┌──
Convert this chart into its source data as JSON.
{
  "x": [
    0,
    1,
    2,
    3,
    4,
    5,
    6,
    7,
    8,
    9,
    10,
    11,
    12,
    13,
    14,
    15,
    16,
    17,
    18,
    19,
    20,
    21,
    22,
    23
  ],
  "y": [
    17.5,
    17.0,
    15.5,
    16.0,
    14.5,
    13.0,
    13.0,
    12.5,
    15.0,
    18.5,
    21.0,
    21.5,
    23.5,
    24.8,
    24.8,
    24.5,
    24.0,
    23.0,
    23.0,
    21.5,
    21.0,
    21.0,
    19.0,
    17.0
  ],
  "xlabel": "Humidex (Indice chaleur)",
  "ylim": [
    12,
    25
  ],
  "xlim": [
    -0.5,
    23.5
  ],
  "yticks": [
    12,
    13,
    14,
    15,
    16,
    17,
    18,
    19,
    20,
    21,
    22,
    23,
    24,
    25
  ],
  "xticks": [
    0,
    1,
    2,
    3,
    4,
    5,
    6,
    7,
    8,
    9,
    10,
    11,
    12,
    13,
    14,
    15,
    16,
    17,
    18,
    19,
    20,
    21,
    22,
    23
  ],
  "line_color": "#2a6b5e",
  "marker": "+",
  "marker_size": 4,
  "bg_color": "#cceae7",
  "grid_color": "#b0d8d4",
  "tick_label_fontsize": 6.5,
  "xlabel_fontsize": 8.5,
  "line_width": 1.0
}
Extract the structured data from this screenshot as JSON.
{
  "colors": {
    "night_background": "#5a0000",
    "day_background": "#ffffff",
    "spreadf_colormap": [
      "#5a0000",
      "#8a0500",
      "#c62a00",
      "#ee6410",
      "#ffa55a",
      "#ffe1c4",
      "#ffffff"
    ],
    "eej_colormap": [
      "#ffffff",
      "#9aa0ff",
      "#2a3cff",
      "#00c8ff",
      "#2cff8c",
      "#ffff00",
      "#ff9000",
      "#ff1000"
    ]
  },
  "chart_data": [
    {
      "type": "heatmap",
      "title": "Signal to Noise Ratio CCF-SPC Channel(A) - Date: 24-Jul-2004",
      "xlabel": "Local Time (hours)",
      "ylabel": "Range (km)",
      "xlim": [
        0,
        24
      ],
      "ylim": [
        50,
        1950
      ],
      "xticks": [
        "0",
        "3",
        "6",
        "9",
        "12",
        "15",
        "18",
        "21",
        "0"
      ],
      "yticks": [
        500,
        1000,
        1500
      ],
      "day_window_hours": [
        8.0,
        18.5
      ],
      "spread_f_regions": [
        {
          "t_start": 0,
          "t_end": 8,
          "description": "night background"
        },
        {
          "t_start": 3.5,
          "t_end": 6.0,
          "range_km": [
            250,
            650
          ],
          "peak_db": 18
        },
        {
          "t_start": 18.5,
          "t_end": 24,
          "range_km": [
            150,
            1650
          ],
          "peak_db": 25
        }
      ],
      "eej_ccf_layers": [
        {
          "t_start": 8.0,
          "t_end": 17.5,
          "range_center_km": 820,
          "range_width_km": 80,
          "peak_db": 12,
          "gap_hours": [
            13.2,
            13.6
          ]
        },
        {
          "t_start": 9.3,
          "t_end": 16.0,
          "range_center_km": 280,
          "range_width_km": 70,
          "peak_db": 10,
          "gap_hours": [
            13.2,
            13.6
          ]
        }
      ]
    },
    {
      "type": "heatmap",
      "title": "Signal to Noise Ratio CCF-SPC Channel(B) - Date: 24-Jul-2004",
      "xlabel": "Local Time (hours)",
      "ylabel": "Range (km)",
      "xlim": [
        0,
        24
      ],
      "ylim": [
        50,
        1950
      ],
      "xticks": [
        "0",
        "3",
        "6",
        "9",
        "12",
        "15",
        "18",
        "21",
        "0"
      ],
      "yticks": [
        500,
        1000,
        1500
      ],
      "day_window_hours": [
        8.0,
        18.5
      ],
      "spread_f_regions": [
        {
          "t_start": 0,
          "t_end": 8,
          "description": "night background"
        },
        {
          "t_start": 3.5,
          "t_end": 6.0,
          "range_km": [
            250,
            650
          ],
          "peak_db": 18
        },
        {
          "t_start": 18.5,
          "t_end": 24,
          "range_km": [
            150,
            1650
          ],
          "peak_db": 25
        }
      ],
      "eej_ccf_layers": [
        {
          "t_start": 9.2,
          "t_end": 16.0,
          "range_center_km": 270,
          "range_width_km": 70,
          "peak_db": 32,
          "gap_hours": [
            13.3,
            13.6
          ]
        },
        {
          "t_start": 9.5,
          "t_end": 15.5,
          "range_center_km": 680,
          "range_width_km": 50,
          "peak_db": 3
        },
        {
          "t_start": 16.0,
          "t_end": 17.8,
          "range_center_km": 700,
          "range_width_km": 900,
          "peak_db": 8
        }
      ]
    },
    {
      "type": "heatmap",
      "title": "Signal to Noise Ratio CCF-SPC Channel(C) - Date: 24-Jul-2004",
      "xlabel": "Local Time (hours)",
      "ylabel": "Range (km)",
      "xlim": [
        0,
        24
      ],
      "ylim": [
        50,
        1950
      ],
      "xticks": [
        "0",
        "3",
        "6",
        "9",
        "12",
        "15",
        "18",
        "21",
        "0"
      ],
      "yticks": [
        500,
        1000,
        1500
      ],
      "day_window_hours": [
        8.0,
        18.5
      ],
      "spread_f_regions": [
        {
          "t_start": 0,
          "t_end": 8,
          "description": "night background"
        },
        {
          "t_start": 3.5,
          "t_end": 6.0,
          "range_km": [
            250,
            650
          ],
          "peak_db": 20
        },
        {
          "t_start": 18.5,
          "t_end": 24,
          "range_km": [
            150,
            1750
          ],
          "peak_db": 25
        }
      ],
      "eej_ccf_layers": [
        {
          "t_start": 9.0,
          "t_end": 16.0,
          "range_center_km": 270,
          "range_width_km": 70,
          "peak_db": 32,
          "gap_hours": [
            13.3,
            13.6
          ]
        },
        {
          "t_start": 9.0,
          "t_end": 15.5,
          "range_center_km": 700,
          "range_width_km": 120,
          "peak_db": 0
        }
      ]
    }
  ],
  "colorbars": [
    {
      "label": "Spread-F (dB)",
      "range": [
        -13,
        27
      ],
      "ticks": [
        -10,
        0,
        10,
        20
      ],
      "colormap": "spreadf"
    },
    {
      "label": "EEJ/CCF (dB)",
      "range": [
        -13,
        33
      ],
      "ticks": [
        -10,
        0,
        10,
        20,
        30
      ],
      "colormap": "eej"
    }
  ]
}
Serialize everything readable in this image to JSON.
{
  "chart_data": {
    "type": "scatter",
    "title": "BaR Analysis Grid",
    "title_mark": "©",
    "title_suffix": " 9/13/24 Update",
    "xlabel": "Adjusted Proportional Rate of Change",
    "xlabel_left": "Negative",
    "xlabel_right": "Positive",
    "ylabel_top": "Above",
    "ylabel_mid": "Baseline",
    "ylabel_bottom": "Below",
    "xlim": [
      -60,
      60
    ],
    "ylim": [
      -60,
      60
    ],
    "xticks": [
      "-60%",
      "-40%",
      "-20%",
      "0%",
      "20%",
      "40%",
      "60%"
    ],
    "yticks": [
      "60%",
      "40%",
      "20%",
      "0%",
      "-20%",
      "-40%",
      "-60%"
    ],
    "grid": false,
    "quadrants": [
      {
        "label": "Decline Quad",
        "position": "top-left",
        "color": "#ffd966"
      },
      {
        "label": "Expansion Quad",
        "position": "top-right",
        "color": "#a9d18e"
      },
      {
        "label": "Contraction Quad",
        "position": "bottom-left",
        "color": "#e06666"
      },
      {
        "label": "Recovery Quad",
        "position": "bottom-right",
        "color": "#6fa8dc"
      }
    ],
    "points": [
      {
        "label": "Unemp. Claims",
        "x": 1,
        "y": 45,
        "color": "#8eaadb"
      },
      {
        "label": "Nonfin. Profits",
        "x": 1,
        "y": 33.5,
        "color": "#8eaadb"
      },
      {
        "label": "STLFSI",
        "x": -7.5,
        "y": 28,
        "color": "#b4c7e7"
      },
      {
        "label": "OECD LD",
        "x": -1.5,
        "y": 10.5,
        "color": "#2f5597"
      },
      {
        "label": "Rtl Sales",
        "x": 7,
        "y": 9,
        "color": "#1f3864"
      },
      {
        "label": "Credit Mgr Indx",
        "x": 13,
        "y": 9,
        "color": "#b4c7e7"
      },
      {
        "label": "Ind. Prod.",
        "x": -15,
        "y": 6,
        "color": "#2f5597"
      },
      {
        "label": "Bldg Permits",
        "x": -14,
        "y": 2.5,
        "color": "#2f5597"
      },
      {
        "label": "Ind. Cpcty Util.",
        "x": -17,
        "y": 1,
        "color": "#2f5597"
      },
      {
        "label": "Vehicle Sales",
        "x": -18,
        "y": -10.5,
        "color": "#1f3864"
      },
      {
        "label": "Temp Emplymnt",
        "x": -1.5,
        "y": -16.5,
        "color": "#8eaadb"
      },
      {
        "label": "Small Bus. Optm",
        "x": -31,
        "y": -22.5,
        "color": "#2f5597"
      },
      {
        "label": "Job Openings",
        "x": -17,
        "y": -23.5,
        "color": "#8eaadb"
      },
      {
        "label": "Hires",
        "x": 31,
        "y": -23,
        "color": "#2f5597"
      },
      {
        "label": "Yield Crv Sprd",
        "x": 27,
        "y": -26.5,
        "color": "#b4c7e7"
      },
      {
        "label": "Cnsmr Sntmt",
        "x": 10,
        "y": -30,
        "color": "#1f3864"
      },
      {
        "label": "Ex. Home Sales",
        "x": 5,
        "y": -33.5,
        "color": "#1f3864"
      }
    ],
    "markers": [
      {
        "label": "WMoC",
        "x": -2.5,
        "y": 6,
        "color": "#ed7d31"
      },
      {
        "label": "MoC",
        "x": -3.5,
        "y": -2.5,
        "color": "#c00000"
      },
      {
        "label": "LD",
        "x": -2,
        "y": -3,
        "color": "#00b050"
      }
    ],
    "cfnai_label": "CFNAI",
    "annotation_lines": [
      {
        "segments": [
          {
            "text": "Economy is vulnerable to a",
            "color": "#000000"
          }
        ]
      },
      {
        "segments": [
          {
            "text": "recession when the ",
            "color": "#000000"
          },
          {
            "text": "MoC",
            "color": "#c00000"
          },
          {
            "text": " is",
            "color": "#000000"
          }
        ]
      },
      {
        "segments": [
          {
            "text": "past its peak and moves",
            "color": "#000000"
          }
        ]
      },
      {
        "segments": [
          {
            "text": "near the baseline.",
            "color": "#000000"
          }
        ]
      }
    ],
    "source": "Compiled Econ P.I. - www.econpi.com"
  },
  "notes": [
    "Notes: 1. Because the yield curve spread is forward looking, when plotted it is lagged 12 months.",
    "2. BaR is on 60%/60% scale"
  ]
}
└──
Find each line in the records holding the string "Signal" and show it.

[Finished task]
      "title": "Signal to Noise Ratio CCF-SPC Channel(A) - Date: 24-Jul-2004",
      "title": "Signal to Noise Ratio CCF-SPC Channel(B) - Date: 24-Jul-2004",
      "title": "Signal to Noise Ratio CCF-SPC Channel(C) - Date: 24-Jul-2004",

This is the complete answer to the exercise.